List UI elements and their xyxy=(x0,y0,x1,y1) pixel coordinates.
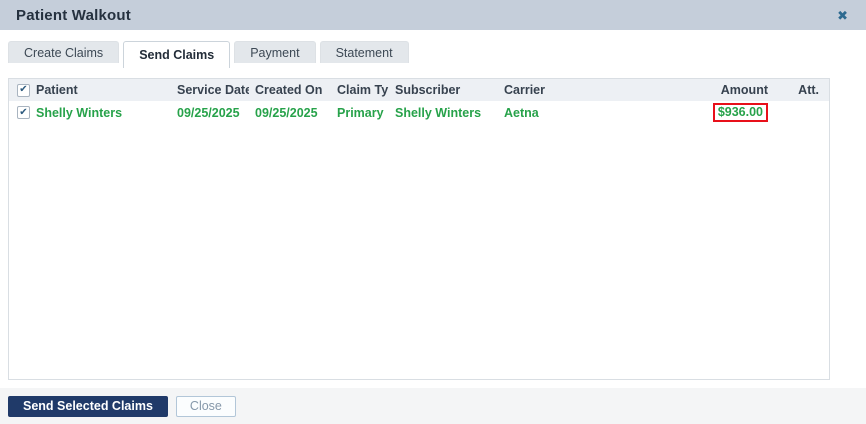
row-checkbox-cell: ✔ xyxy=(9,106,30,119)
cell-created-on: 09/25/2025 xyxy=(249,106,331,120)
column-header-claim-type: Claim Type xyxy=(331,83,389,97)
tab-payment[interactable]: Payment xyxy=(234,41,315,63)
cell-carrier: Aetna xyxy=(498,106,689,120)
tab-bar: Create Claims Send Claims Payment Statem… xyxy=(8,41,858,68)
cell-claim-type: Primary xyxy=(331,106,389,120)
amount-highlight-box: $936.00 xyxy=(713,103,768,122)
close-icon[interactable]: ✖ xyxy=(837,9,850,22)
select-all-checkbox[interactable]: ✔ xyxy=(17,84,30,97)
cell-subscriber: Shelly Winters xyxy=(389,106,498,120)
cell-patient: Shelly Winters xyxy=(30,106,171,120)
column-header-subscriber: Subscriber xyxy=(389,83,498,97)
column-header-carrier: Carrier xyxy=(498,83,689,97)
column-header-service-date: Service Date xyxy=(171,83,249,97)
column-header-patient: Patient xyxy=(30,83,171,97)
header-checkbox-cell: ✔ xyxy=(9,84,30,97)
column-header-att: Att. xyxy=(774,83,829,97)
column-header-created-on: Created On xyxy=(249,83,331,97)
claims-table: ✔ Patient Service Date Created On Claim … xyxy=(8,78,830,380)
close-button[interactable]: Close xyxy=(176,396,236,417)
tab-statement[interactable]: Statement xyxy=(320,41,409,63)
cell-service-date: 09/25/2025 xyxy=(171,106,249,120)
tab-send-claims[interactable]: Send Claims xyxy=(123,41,230,68)
dialog-footer: Send Selected Claims Close xyxy=(0,388,866,424)
dialog-titlebar: Patient Walkout ✖ xyxy=(0,0,866,30)
table-header-row: ✔ Patient Service Date Created On Claim … xyxy=(9,79,829,101)
send-selected-claims-button[interactable]: Send Selected Claims xyxy=(8,396,168,417)
column-header-amount: Amount xyxy=(689,83,774,97)
dialog-title: Patient Walkout xyxy=(16,7,131,24)
cell-amount: $936.00 xyxy=(689,103,774,122)
row-checkbox[interactable]: ✔ xyxy=(17,106,30,119)
table-row[interactable]: ✔ Shelly Winters 09/25/2025 09/25/2025 P… xyxy=(9,101,829,124)
tab-create-claims[interactable]: Create Claims xyxy=(8,41,119,63)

##############################

> [REQUIRED WORK]: Reproduce every line of the item above word for word, leaving out the picture.

> [THE RESPONSE]:
List UI elements and their xyxy=(x0,y0,x1,y1) pixel coordinates.
row-checkbox-cell: ✔ xyxy=(9,106,30,119)
cell-created-on: 09/25/2025 xyxy=(249,106,331,120)
column-header-claim-type: Claim Type xyxy=(331,83,389,97)
tab-payment[interactable]: Payment xyxy=(234,41,315,63)
cell-carrier: Aetna xyxy=(498,106,689,120)
tab-bar: Create Claims Send Claims Payment Statem… xyxy=(8,41,858,68)
cell-claim-type: Primary xyxy=(331,106,389,120)
amount-highlight-box: $936.00 xyxy=(713,103,768,122)
close-icon[interactable]: ✖ xyxy=(837,9,850,22)
select-all-checkbox[interactable]: ✔ xyxy=(17,84,30,97)
cell-subscriber: Shelly Winters xyxy=(389,106,498,120)
cell-patient: Shelly Winters xyxy=(30,106,171,120)
column-header-subscriber: Subscriber xyxy=(389,83,498,97)
column-header-carrier: Carrier xyxy=(498,83,689,97)
column-header-service-date: Service Date xyxy=(171,83,249,97)
column-header-patient: Patient xyxy=(30,83,171,97)
header-checkbox-cell: ✔ xyxy=(9,84,30,97)
column-header-att: Att. xyxy=(774,83,829,97)
column-header-created-on: Created On xyxy=(249,83,331,97)
claims-table: ✔ Patient Service Date Created On Claim … xyxy=(8,78,830,380)
close-button[interactable]: Close xyxy=(176,396,236,417)
tab-statement[interactable]: Statement xyxy=(320,41,409,63)
cell-service-date: 09/25/2025 xyxy=(171,106,249,120)
tab-send-claims[interactable]: Send Claims xyxy=(123,41,230,68)
dialog-footer: Send Selected Claims Close xyxy=(0,388,866,424)
dialog-titlebar: Patient Walkout ✖ xyxy=(0,0,866,30)
table-header-row: ✔ Patient Service Date Created On Claim … xyxy=(9,79,829,101)
send-selected-claims-button[interactable]: Send Selected Claims xyxy=(8,396,168,417)
column-header-amount: Amount xyxy=(689,83,774,97)
dialog-title: Patient Walkout xyxy=(16,7,131,24)
cell-amount: $936.00 xyxy=(689,103,774,122)
row-checkbox[interactable]: ✔ xyxy=(17,106,30,119)
table-row[interactable]: ✔ Shelly Winters 09/25/2025 09/25/2025 P… xyxy=(9,101,829,124)
tab-create-claims[interactable]: Create Claims xyxy=(8,41,119,63)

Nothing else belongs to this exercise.